(Recorded data)
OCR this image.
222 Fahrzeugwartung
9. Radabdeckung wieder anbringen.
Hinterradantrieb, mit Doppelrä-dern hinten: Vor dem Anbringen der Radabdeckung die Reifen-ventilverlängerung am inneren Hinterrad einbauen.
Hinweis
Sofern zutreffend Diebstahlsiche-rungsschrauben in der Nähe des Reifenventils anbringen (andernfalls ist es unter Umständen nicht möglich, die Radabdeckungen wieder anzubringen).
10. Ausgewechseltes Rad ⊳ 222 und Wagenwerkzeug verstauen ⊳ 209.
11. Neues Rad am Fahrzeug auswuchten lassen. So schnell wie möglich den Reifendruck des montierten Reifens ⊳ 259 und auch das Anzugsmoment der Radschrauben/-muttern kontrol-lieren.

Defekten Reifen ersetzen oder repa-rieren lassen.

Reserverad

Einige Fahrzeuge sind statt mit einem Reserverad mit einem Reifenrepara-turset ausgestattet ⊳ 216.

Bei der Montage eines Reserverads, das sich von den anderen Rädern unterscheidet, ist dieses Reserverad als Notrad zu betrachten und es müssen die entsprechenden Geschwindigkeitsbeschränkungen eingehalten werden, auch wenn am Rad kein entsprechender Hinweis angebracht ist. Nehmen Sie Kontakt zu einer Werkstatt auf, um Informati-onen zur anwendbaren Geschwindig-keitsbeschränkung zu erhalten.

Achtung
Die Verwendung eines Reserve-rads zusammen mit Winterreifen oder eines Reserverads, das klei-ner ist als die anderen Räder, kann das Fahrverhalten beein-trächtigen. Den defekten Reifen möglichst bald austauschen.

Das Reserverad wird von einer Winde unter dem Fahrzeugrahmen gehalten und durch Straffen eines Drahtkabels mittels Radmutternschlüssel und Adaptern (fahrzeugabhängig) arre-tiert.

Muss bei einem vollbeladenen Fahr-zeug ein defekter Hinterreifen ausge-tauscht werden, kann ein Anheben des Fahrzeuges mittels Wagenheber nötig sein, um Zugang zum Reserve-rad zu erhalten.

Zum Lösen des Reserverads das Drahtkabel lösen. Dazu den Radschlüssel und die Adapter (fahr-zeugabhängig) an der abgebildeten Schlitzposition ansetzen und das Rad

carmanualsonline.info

* [REQUIREMENT]: Extract every line containing the string "einem" from the material.

* [SOLUTION FOR THIS TASK]:
Einige Fahrzeuge sind statt mit einem Reserverad mit einem Reifenrepara-turset ausgestattet ⊳ 216.
Muss bei einem vollbeladenen Fahr-zeug ein defekter Hinterreifen ausge-tauscht werden, kann ein Anheben des Fahrzeuges mittels Wagenheber nötig sein, um Zugang zum Reserve-rad zu erhalten.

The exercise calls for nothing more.